Provide the count of lines that hold "this" and no other output.

Start of Input rows

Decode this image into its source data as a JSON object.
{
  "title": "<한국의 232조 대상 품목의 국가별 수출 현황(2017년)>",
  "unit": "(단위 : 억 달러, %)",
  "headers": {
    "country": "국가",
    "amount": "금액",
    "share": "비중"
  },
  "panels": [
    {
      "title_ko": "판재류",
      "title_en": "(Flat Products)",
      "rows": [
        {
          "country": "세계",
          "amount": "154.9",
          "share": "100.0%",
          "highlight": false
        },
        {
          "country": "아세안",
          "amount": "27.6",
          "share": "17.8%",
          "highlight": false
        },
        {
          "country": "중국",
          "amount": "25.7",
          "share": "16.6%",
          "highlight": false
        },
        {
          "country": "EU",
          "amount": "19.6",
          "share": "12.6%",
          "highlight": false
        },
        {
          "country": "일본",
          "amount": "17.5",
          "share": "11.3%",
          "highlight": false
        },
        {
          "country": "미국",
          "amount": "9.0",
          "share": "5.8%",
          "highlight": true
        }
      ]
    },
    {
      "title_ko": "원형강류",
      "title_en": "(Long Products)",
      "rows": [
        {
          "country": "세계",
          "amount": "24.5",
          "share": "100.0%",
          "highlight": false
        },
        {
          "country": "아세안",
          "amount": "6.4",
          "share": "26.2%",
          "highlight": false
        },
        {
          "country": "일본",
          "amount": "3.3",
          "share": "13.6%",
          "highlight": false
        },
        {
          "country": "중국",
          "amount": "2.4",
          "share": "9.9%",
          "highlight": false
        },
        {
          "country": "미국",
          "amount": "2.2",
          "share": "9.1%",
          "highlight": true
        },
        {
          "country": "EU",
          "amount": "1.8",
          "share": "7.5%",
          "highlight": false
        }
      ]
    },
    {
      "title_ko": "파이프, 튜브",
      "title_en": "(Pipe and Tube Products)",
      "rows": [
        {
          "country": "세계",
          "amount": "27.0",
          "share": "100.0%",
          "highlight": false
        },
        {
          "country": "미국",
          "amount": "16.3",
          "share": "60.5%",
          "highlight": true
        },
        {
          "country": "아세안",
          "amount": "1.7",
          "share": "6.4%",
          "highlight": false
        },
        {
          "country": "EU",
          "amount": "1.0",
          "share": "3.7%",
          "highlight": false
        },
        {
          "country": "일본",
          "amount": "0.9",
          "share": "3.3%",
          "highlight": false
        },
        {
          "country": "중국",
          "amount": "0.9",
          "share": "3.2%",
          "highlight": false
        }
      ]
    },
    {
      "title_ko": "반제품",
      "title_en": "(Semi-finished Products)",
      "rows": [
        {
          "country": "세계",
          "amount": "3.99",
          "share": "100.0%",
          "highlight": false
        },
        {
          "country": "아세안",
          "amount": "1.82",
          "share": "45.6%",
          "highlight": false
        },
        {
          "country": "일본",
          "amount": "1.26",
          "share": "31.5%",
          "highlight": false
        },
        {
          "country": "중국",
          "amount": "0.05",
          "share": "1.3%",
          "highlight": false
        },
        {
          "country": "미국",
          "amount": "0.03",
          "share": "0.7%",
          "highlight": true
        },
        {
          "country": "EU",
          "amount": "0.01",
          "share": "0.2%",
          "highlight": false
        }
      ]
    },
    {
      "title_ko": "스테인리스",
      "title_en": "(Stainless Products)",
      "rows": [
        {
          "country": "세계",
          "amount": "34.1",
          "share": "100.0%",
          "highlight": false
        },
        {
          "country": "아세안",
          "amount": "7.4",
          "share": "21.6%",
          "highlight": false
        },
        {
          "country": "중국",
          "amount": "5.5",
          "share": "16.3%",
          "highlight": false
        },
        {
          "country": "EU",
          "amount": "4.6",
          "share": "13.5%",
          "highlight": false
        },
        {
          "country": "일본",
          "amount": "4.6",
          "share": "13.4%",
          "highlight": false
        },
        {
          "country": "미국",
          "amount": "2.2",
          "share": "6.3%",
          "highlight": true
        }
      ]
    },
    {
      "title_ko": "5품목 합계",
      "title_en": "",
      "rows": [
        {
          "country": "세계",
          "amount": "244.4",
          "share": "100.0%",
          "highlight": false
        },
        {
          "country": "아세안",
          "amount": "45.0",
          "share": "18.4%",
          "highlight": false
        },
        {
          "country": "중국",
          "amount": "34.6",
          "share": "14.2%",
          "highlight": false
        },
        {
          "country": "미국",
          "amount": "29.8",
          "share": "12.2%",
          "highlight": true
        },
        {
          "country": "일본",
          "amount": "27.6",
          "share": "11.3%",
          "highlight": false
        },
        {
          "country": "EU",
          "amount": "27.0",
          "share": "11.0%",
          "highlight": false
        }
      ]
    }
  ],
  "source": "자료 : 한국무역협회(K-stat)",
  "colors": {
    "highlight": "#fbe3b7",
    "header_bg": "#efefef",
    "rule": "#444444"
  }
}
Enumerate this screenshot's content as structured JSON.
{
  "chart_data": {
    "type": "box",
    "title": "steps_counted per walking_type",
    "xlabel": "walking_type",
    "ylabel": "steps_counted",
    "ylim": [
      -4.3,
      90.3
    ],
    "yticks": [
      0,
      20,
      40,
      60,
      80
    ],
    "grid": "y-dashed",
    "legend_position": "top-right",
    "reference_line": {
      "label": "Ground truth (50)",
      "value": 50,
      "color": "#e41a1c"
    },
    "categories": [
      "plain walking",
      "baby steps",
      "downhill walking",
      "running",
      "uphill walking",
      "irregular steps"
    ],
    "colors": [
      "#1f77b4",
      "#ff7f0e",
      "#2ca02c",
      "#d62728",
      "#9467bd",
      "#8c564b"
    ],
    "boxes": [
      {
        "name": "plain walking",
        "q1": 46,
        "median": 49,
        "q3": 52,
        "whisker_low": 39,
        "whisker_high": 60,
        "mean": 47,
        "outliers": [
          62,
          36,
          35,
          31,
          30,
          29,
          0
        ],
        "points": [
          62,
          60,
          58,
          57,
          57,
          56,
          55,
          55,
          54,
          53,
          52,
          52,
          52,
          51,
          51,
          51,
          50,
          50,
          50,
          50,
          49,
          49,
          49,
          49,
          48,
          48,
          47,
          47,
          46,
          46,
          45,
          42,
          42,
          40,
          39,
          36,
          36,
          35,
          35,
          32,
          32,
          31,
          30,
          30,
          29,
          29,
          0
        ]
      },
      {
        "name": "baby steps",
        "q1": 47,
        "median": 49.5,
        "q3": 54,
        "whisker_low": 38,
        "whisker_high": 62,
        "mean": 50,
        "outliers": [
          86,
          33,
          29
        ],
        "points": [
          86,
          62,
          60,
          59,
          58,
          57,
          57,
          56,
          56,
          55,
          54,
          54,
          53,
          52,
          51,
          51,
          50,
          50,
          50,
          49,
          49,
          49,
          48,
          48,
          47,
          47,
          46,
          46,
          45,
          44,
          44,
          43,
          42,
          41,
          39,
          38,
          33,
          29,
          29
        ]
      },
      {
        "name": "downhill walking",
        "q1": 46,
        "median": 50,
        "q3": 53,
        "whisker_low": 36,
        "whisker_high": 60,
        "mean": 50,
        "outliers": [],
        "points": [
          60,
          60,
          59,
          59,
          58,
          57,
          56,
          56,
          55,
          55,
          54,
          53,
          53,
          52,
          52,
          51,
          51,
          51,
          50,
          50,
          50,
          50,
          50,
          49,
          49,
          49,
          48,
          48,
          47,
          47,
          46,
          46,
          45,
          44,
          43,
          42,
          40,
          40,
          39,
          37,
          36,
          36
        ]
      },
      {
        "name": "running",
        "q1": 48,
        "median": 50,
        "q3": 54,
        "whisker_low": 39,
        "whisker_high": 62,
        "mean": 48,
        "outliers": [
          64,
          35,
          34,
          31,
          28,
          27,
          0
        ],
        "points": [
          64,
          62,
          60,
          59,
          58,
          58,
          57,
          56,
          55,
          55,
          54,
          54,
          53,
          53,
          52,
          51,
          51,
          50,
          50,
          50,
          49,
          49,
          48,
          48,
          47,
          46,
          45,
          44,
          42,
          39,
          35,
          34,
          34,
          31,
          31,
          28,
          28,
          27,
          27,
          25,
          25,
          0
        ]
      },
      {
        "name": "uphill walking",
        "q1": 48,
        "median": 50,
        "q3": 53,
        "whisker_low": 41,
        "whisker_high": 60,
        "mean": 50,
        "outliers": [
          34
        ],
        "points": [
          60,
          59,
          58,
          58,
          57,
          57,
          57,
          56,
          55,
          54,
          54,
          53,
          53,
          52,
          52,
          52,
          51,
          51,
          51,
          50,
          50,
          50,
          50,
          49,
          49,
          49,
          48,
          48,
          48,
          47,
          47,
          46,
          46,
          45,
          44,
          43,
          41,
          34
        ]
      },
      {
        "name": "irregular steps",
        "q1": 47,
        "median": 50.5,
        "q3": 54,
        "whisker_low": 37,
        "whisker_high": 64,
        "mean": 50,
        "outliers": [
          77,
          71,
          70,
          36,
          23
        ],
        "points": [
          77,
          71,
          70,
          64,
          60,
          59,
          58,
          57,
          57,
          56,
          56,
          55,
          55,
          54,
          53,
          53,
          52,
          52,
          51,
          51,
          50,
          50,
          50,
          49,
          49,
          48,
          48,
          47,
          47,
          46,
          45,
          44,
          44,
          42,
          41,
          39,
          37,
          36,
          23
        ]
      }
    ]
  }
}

End of Input rows

* _Worked solution_: 2